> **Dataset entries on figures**

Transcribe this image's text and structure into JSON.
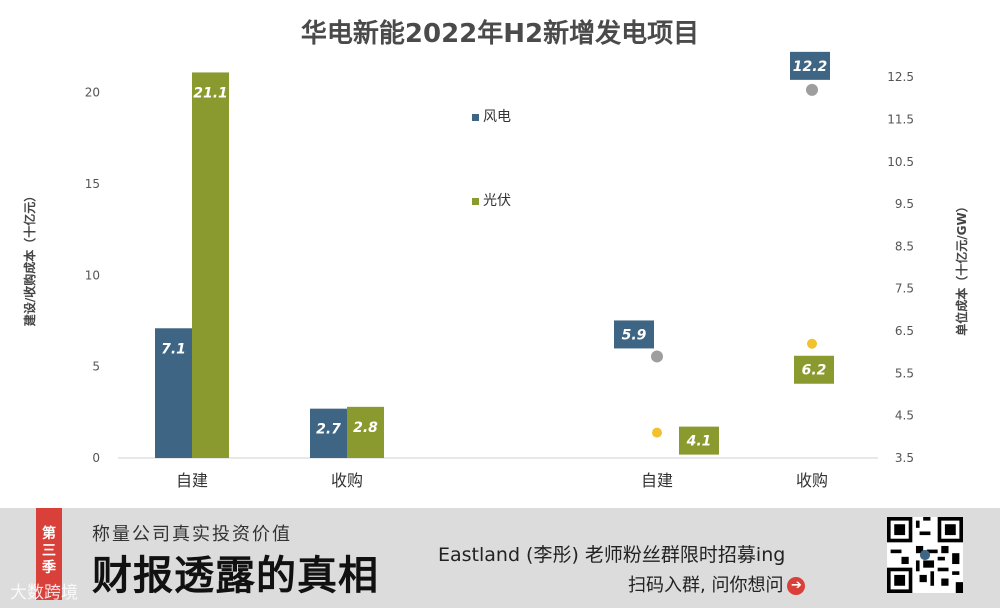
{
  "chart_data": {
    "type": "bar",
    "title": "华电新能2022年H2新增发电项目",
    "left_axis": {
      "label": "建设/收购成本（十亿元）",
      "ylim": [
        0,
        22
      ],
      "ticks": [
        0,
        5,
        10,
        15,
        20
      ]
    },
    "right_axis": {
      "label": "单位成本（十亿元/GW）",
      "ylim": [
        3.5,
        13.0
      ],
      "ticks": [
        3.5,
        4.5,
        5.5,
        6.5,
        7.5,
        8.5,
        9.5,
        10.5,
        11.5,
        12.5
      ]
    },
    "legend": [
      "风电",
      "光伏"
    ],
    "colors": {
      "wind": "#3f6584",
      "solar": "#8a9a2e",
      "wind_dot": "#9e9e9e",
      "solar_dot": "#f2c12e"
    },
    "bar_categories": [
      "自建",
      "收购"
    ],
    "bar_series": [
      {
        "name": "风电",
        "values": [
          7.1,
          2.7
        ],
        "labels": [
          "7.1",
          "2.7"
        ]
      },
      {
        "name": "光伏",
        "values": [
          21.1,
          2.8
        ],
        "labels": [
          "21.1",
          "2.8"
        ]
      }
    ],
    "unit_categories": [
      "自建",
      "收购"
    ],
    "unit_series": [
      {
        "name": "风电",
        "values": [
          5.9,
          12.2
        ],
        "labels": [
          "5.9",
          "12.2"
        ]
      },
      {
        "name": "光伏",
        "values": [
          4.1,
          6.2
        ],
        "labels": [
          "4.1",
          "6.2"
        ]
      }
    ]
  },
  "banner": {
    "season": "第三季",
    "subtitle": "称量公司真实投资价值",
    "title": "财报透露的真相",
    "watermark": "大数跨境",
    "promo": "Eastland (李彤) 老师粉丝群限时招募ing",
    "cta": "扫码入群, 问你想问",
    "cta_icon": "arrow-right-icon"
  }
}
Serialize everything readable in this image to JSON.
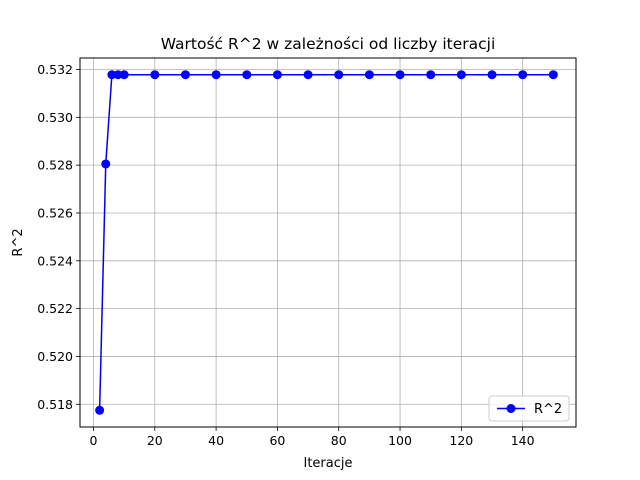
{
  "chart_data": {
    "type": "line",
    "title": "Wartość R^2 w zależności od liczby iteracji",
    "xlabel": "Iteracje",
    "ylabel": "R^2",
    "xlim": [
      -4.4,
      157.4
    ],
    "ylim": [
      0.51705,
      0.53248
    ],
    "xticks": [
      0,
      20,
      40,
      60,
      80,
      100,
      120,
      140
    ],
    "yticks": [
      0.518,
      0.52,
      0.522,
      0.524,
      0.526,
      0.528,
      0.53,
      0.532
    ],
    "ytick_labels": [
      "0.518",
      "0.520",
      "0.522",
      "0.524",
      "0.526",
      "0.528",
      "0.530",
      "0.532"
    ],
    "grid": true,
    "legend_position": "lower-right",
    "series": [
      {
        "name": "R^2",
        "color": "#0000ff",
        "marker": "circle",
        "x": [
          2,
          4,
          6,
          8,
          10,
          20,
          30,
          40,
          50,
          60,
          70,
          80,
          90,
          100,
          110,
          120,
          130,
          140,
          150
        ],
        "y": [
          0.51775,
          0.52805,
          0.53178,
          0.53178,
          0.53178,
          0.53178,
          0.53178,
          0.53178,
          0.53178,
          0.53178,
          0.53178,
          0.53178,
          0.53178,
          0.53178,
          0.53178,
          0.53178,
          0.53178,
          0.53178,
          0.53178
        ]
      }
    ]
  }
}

> **Do this**
Output the material word for word, omitting its pictures.

> **Response**
Transcribe this image's text and structure into JSON.
{
  "chart_data": {
    "type": "bar",
    "title": "华电新能2022年H2新增发电项目",
    "left_axis": {
      "label": "建设/收购成本（十亿元）",
      "ylim": [
        0,
        22
      ],
      "ticks": [
        0,
        5,
        10,
        15,
        20
      ]
    },
    "right_axis": {
      "label": "单位成本（十亿元/GW）",
      "ylim": [
        3.5,
        13.0
      ],
      "ticks": [
        3.5,
        4.5,
        5.5,
        6.5,
        7.5,
        8.5,
        9.5,
        10.5,
        11.5,
        12.5
      ]
    },
    "legend": [
      "风电",
      "光伏"
    ],
    "colors": {
      "wind": "#3f6584",
      "solar": "#8a9a2e",
      "wind_dot": "#9e9e9e",
      "solar_dot": "#f2c12e"
    },
    "bar_categories": [
      "自建",
      "收购"
    ],
    "bar_series": [
      {
        "name": "风电",
        "values": [
          7.1,
          2.7
        ],
        "labels": [
          "7.1",
          "2.7"
        ]
      },
      {
        "name": "光伏",
        "values": [
          21.1,
          2.8
        ],
        "labels": [
          "21.1",
          "2.8"
        ]
      }
    ],
    "unit_categories": [
      "自建",
      "收购"
    ],
    "unit_series": [
      {
        "name": "风电",
        "values": [
          5.9,
          12.2
        ],
        "labels": [
          "5.9",
          "12.2"
        ]
      },
      {
        "name": "光伏",
        "values": [
          4.1,
          6.2
        ],
        "labels": [
          "4.1",
          "6.2"
        ]
      }
    ]
  },
  "banner": {
    "season": "第三季",
    "subtitle": "称量公司真实投资价值",
    "title": "财报透露的真相",
    "watermark": "大数跨境",
    "promo": "Eastland (李彤) 老师粉丝群限时招募ing",
    "cta": "扫码入群, 问你想问",
    "cta_icon": "arrow-right-icon"
  }
}
Serialize everything readable in this image to JSON.
{
  "chart_data": {
    "type": "line",
    "title": "Wartość R^2 w zależności od liczby iteracji",
    "xlabel": "Iteracje",
    "ylabel": "R^2",
    "xlim": [
      -4.4,
      157.4
    ],
    "ylim": [
      0.51705,
      0.53248
    ],
    "xticks": [
      0,
      20,
      40,
      60,
      80,
      100,
      120,
      140
    ],
    "yticks": [
      0.518,
      0.52,
      0.522,
      0.524,
      0.526,
      0.528,
      0.53,
      0.532
    ],
    "ytick_labels": [
      "0.518",
      "0.520",
      "0.522",
      "0.524",
      "0.526",
      "0.528",
      "0.530",
      "0.532"
    ],
    "grid": true,
    "legend_position": "lower-right",
    "series": [
      {
        "name": "R^2",
        "color": "#0000ff",
        "marker": "circle",
        "x": [
          2,
          4,
          6,
          8,
          10,
          20,
          30,
          40,
          50,
          60,
          70,
          80,
          90,
          100,
          110,
          120,
          130,
          140,
          150
        ],
        "y": [
          0.51775,
          0.52805,
          0.53178,
          0.53178,
          0.53178,
          0.53178,
          0.53178,
          0.53178,
          0.53178,
          0.53178,
          0.53178,
          0.53178,
          0.53178,
          0.53178,
          0.53178,
          0.53178,
          0.53178,
          0.53178,
          0.53178
        ]
      }
    ]
  }
}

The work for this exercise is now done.